### THE TASK:
Pull every line containing the word "should" from the records.

Data items

────────────────────────────────────────

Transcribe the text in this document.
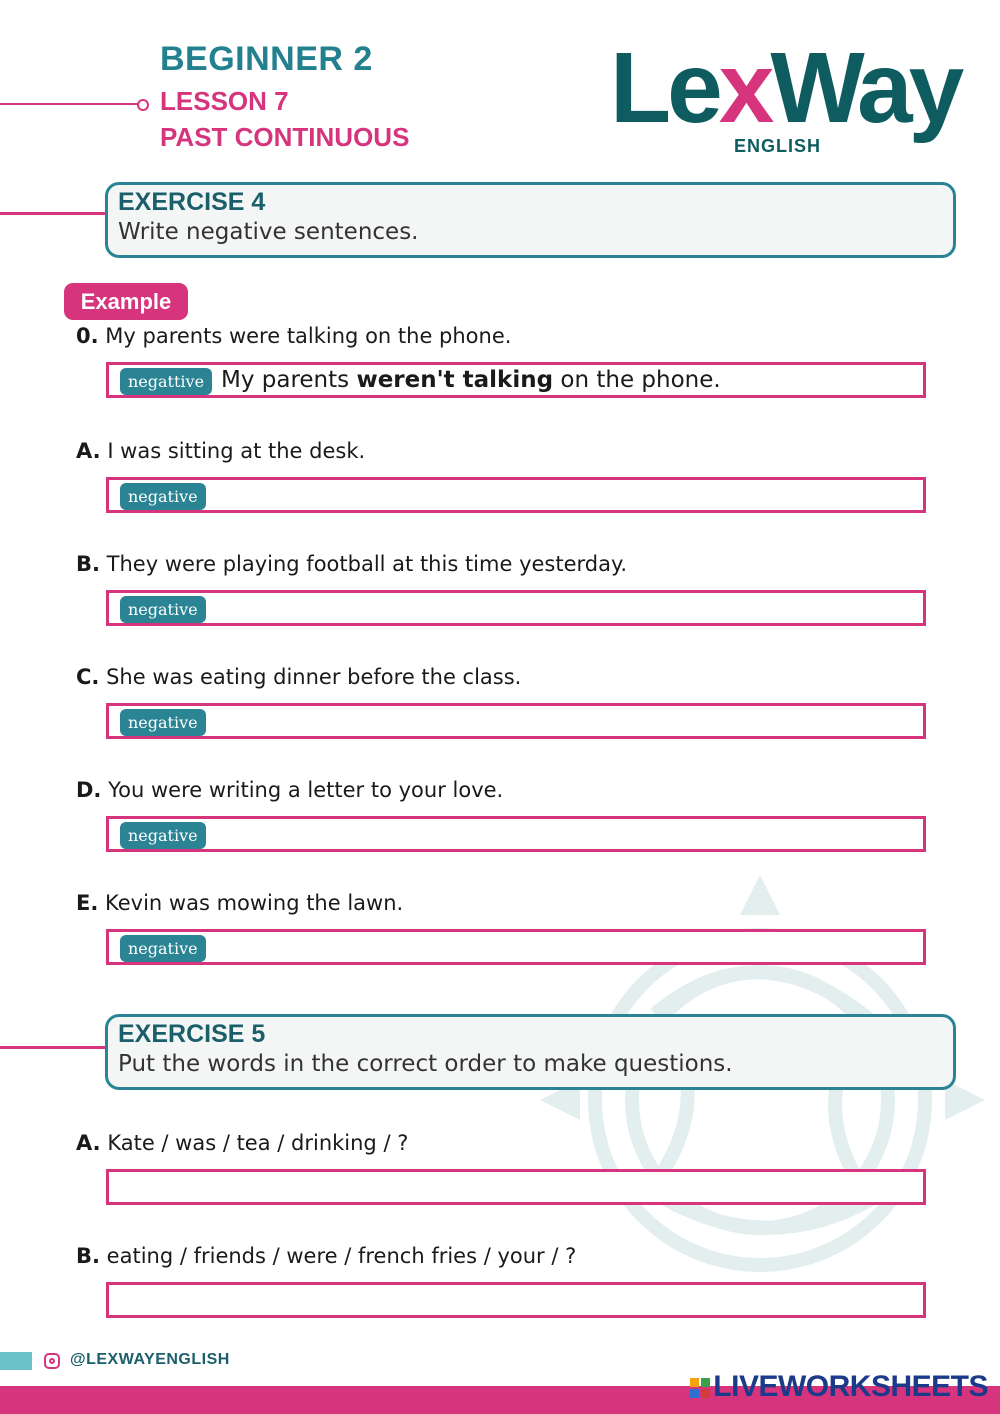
BEGINNER 2
LESSON 7
PAST CONTINUOUS LexWay
ENGLISH
EXERCISE 4
Write negative sentences.
Example
0. My parents were talking on the phone.
negattive My parents weren't talking on the phone.
A. I was sitting at the desk.
negative
B. They were playing football at this time yesterday.
negative
C. She was eating dinner before the class.
negative
D. You were writing a letter to your love.
negative
E. Kevin was mowing the lawn.
negative
EXERCISE 5
Put the words in the correct order to make questions.
A. Kate / was / tea / drinking / ?
B. eating / friends / were / french fries / your / ?
@LEXWAYENGLISH
LIVEWORKSHEETS
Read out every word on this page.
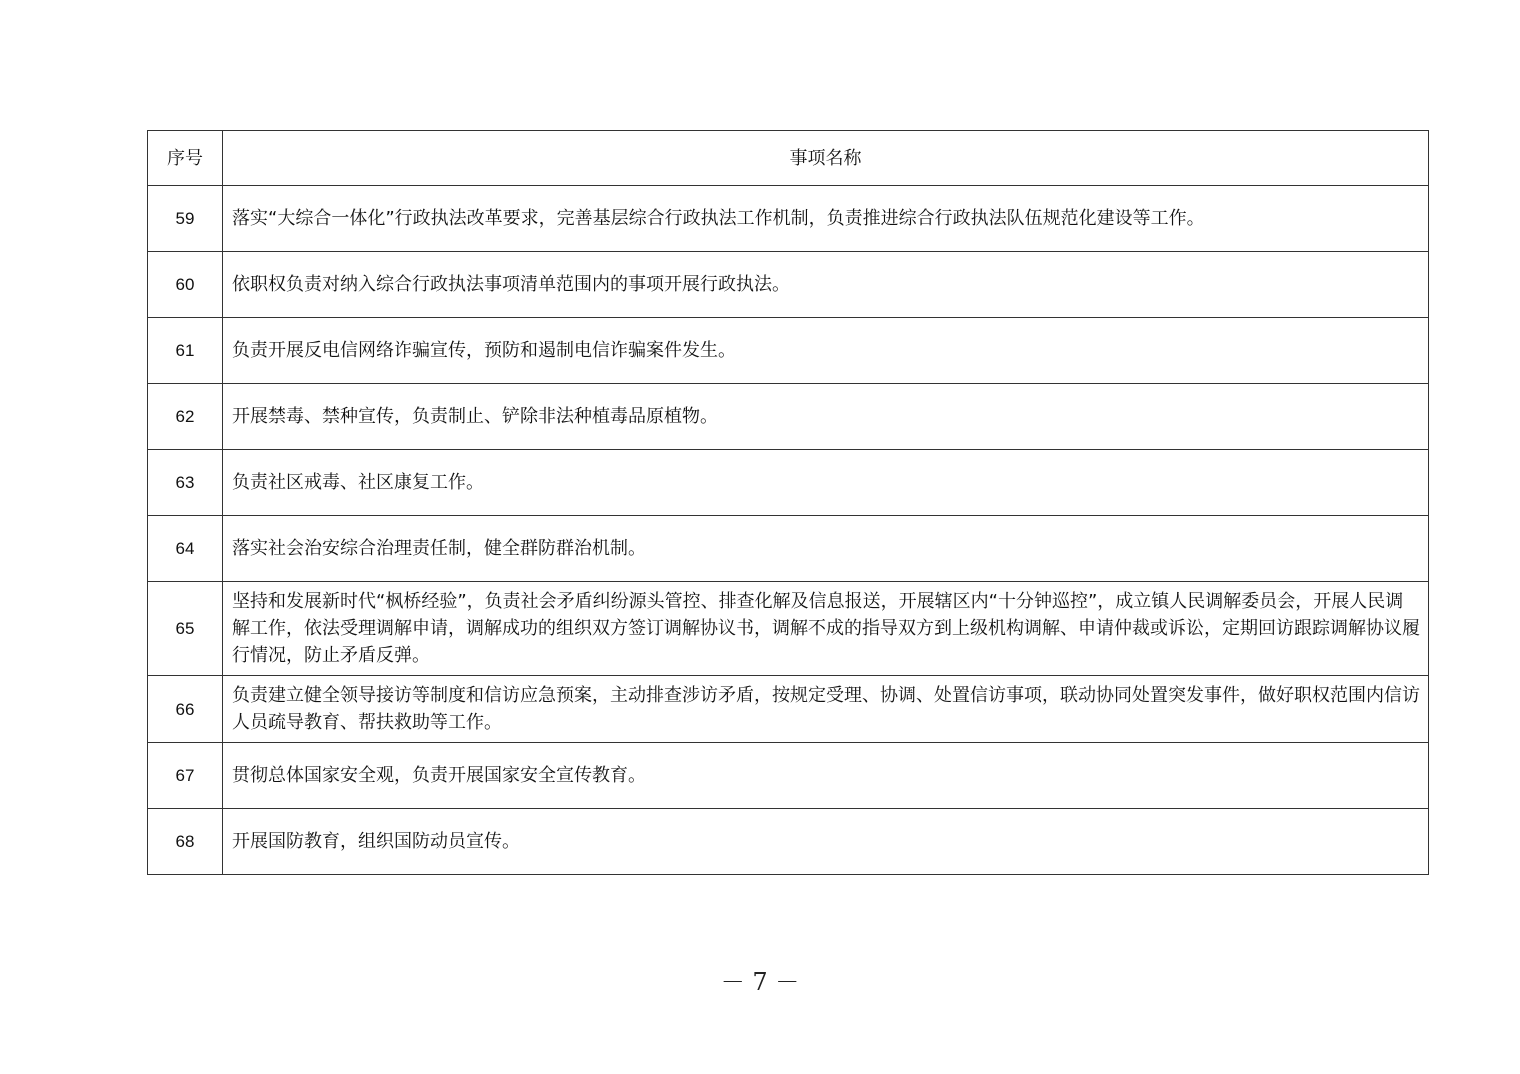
序号	事项名称
59	落实“大综合一体化”行政执法改革要求，完善基层综合行政执法工作机制，负责推进综合行政执法队伍规范化建设等工作。
60	依职权负责对纳入综合行政执法事项清单范围内的事项开展行政执法。
61	负责开展反电信网络诈骗宣传，预防和遏制电信诈骗案件发生。
62	开展禁毒、禁种宣传，负责制止、铲除非法种植毒品原植物。
63	负责社区戒毒、社区康复工作。
64	落实社会治安综合治理责任制，健全群防群治机制。
65	坚持和发展新时代“枫桥经验”，负责社会矛盾纠纷源头管控、排查化解及信息报送，开展辖区内“十分钟巡控”，成立镇人民调解委员会，开展人民调解工作，依法受理调解申请，调解成功的组织双方签订调解协议书，调解不成的指导双方到上级机构调解、申请仲裁或诉讼，定期回访跟踪调解协议履行情况，防止矛盾反弹。
66	负责建立健全领导接访等制度和信访应急预案，主动排查涉访矛盾，按规定受理、协调、处置信访事项，联动协同处置突发事件，做好职权范围内信访人员疏导教育、帮扶救助等工作。
67	贯彻总体国家安全观，负责开展国家安全宣传教育。
68	开展国防教育，组织国防动员宣传。
－ 7 －
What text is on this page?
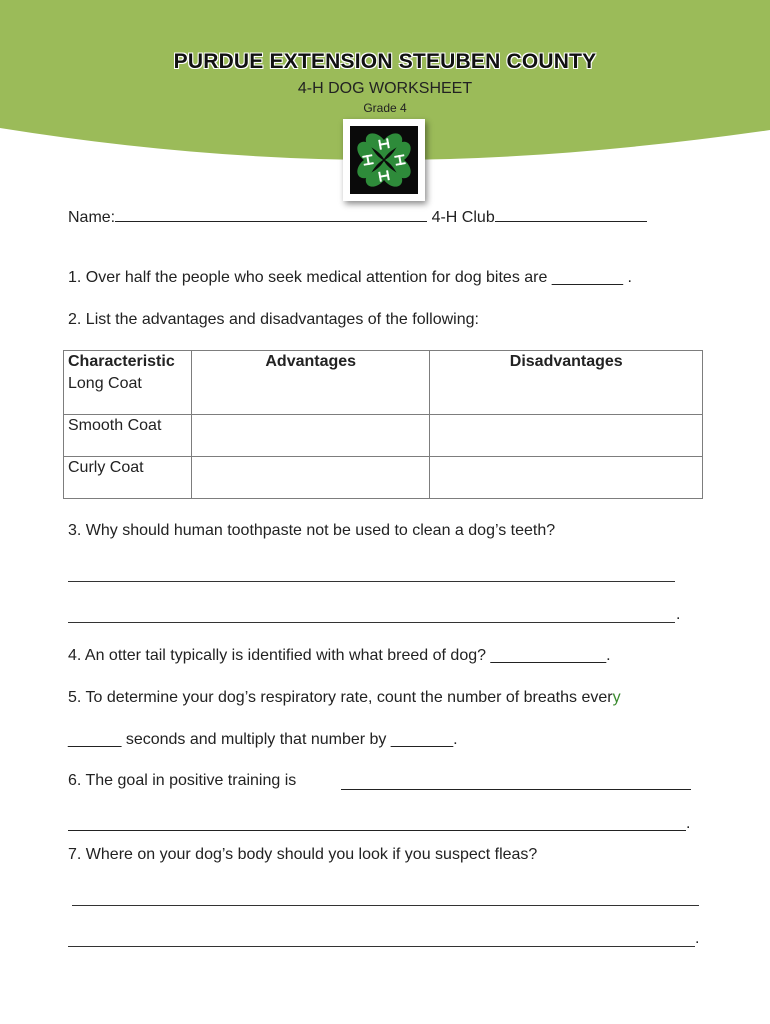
PURDUE EXTENSION STEUBEN COUNTY
4-H DOG WORKSHEET
Grade 4
Name:	4-H Club
1. Over half the people who seek medical attention for dog bites are ________ .
2. List the advantages and disadvantages of the following:
Characteristic	Advantages	Disadvantages
Long Coat		
Smooth Coat		
Curly Coat		
3. Why should human toothpaste not be used to clean a dog’s teeth?
.
4. An otter tail typically is identified with what breed of dog? _____________.
5. To determine your dog’s respiratory rate, count the number of breaths every
______ seconds and multiply that number by _______.
6. The goal in positive training is
.
7. Where on your dog’s body should you look if you suspect fleas?
.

────────────────────────────────────────

### PROBLEM SOLUTION:
3. Why should human toothpaste not be used to clean a dog’s teeth?
7. Where on your dog’s body should you look if you suspect fleas?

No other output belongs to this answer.